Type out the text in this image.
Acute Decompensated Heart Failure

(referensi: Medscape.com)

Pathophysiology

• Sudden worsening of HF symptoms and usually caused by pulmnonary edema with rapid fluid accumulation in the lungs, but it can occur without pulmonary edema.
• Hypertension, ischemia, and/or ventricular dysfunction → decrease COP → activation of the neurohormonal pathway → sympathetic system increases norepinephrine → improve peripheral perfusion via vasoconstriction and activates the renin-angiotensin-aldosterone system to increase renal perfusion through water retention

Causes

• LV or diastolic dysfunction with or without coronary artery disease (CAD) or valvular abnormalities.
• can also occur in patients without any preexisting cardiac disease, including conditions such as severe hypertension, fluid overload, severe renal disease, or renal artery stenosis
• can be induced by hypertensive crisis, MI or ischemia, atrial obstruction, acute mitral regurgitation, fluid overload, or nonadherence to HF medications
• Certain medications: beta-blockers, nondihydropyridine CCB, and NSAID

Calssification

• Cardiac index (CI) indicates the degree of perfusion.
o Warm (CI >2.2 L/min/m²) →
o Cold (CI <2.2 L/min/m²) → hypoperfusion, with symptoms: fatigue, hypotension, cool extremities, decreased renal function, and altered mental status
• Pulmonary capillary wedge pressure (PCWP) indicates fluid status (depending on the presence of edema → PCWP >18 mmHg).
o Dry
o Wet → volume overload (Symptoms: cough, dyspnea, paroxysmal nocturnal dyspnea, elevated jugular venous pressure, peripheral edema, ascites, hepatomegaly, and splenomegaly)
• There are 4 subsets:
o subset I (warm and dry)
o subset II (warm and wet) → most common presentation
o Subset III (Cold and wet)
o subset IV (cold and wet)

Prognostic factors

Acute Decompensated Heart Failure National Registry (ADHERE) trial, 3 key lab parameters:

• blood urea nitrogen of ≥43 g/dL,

──────────────────────────────

- _What is needed_
In the listing above, find each line with the word "fluid" and copy it.

- _Solution for this task_
• Sudden worsening of HF symptoms and usually caused by pulmnonary edema with rapid fluid accumulation in the lungs, but it can occur without pulmonary edema.
• can also occur in patients without any preexisting cardiac disease, including conditions such as severe hypertension, fluid overload, severe renal disease, or renal artery stenosis
• can be induced by hypertensive crisis, MI or ischemia, atrial obstruction, acute mitral regurgitation, fluid overload, or nonadherence to HF medications
• Pulmonary capillary wedge pressure (PCWP) indicates fluid status (depending on the presence of edema → PCWP >18 mmHg).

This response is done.